**Your task**
Pick out and copy every line below that has the word "building".

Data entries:
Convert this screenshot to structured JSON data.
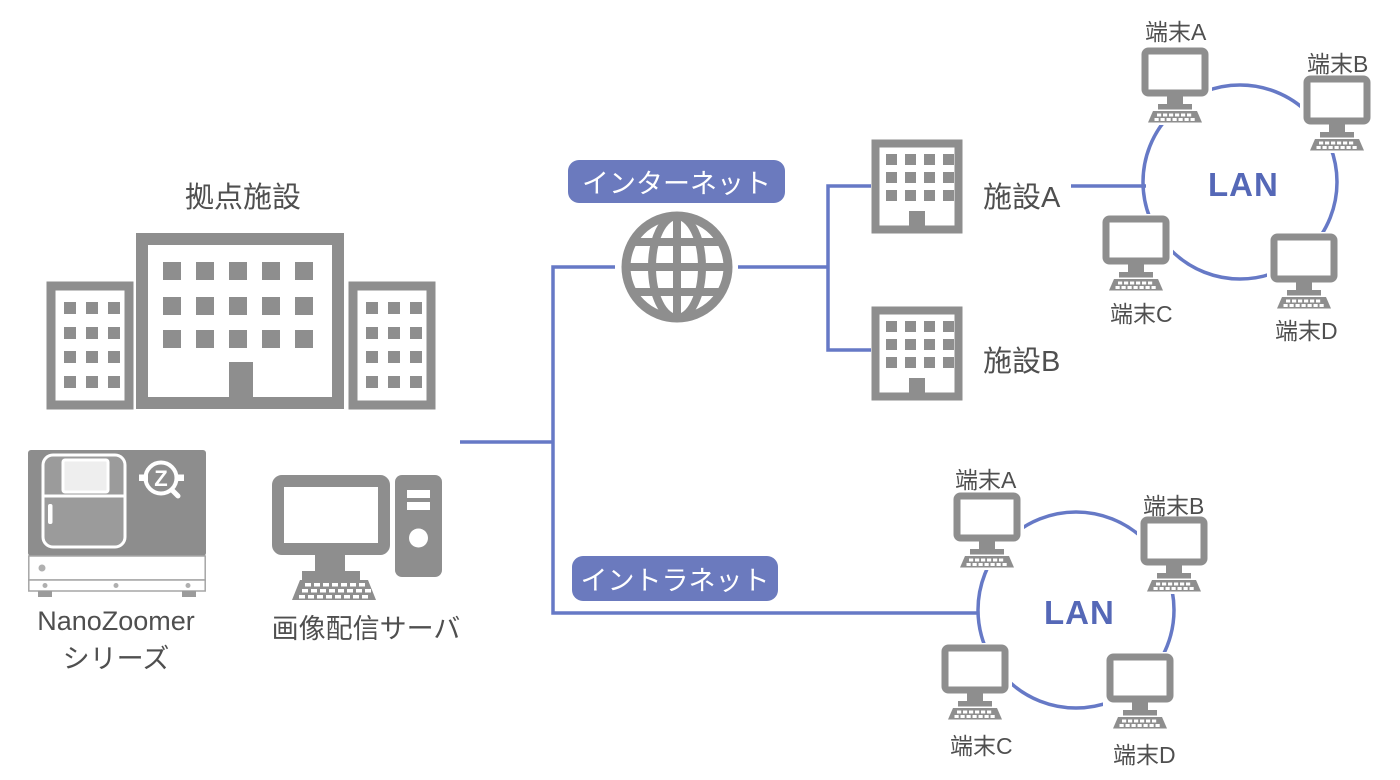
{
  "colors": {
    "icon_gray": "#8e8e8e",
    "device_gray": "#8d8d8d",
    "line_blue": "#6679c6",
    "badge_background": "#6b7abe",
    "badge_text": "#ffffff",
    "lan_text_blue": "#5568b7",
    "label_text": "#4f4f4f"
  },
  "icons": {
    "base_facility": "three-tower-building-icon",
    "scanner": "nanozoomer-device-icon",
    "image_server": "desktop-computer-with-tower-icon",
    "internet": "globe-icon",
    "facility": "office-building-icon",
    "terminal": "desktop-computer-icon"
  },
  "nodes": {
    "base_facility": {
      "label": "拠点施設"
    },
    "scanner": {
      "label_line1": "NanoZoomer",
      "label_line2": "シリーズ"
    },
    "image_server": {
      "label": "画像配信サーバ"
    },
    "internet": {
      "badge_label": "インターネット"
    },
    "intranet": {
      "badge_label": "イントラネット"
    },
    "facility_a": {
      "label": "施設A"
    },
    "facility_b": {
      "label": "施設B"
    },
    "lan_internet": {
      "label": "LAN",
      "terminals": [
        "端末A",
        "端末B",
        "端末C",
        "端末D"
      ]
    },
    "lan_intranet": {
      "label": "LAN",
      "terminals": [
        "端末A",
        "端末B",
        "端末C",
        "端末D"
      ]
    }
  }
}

**Solved exercise**
    "base_facility": "three-tower-building-icon",
    "facility": "office-building-icon",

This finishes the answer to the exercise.